— EXERCISE REQUIREMENTS —
[1] Using the text about the album Hard Reyne below, decide whether each statement agrees with it, answering yes or no and quoting the deciding words: (a) The album was recorded at Mayfair Mews Residential. (b) Hard Reyne was James Reyne's first solo album. (c) The album peaked at number 7 on the ARIA Charts.
[2] Carry on the text about the album Hard Reyne from the point where it stops.

— EXTRACTED TEXT —
[Start of Attachment]

Studio album by James Reyne
- Released: May 1989
- Recorded: 1988–1989
- Studio: Mayfair Mews Residential
- Genre: Rock
- Label: Capitol, EMI
- Producer: John Hudson, Simon Hussey

James Reyne chronology
| James Reyne (1987) | Hard Reyne (1989) | Electric Digger Dandy (1991) |

Singles from Hard Reyne
- "House of Cards" Released: May 1989; "One More River" Released: July 1989; "Trouble In Paradise" Released: 28 August 1989; "Harvest Moon" Released: 1990;

= Hard Reyne =

1989 album by James Reyne

Hard Reyne is the second solo album by Australian singer/songwriter James Reyne. It was released in May 1989 and peaked at number 7 on the ARIA Charts. The album produced four singles, "House of Cards", "One More River", "Trouble in Paradise" and "Harvest Moon".

[End of Attachment]

— GIVEN RECORDS —
[Start of Attachment]

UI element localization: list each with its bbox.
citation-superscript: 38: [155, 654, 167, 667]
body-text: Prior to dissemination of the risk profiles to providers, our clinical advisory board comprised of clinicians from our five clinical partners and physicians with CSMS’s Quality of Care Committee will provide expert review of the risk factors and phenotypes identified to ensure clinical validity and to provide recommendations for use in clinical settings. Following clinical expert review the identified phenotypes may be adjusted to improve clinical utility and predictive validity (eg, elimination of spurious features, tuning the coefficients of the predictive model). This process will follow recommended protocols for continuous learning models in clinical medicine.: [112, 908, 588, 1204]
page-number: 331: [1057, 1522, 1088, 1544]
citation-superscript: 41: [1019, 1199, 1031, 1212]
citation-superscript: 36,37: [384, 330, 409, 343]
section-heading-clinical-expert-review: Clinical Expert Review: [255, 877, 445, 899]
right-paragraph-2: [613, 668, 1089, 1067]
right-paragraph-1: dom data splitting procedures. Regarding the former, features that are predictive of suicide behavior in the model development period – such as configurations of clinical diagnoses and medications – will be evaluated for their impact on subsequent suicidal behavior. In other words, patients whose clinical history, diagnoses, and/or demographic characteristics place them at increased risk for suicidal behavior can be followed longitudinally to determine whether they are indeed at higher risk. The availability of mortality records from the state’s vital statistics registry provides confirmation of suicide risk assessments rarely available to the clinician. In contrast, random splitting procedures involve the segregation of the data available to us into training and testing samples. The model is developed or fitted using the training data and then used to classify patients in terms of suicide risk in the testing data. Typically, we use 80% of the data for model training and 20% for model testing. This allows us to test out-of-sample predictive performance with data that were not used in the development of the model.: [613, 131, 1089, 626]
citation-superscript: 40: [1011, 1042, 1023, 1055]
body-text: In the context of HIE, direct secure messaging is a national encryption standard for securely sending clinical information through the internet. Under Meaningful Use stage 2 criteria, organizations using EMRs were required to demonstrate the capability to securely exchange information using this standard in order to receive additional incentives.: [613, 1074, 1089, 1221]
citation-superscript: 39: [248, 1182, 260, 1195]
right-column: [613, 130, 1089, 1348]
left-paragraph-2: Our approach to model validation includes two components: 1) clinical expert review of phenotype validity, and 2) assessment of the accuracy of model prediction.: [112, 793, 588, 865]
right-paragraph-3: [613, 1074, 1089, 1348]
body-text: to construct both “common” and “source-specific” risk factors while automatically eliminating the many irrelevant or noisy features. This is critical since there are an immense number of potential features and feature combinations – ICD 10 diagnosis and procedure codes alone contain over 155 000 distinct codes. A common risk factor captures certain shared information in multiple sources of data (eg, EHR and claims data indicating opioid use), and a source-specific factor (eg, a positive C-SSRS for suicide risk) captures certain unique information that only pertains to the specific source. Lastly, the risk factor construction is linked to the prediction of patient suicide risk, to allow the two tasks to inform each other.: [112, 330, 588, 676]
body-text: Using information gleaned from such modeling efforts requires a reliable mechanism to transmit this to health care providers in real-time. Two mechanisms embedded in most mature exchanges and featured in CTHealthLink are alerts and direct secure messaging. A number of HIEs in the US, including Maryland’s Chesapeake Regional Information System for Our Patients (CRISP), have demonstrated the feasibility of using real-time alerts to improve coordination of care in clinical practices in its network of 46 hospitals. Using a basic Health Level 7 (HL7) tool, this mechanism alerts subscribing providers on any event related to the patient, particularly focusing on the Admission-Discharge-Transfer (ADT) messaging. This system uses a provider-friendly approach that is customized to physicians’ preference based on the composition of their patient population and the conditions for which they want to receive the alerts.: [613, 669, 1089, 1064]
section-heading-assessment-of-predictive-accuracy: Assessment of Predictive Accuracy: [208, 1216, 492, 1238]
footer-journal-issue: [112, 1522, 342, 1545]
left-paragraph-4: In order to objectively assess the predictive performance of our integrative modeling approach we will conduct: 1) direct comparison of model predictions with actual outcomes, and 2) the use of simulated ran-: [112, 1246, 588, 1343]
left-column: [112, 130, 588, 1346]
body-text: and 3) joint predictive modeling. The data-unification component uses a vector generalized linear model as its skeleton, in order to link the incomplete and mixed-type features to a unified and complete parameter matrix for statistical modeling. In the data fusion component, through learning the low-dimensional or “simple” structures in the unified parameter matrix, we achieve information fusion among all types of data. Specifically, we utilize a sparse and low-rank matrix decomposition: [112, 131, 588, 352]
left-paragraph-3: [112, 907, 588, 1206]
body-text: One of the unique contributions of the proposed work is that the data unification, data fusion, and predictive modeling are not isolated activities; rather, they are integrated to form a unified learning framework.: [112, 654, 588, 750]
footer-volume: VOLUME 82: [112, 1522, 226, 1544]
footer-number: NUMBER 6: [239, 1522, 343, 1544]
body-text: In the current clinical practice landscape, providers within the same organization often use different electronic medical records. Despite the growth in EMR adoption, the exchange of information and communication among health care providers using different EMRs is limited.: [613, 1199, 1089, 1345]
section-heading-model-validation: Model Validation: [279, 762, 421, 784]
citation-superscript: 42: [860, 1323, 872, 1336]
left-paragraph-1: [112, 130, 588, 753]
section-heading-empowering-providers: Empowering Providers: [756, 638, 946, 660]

[End of Attachment]

— RESULTS BY TASK —
[1]
(a) Yes: "Studio: Mayfair Mews Residential"
(b) No: "Hard Reyne is the second solo album by Australian singer/songwriter James Reyne."
(c) Yes: "peaked at number 7 on the ARIA Charts"

[2]
Professional ratings
Review scores
| Source | Rating |
| AllMusic | Star |

==Review==
Tomas Mureika of AllMusic said; "Further collaboration with Simon Hussey finds Reyne treading water to some degree, trying to replicate the success of his debut, while lacking the fury and energy that made that album so utterly compelling. "One More River" and "Wake Up Deadman" share a more traditionally bluesy feel, while "House Of Cards" tries to echo the intensity of earlier classics. A mellower, less surprising effort. Hard Reyne is not a bad album by any means, there is just nothing here to render it great."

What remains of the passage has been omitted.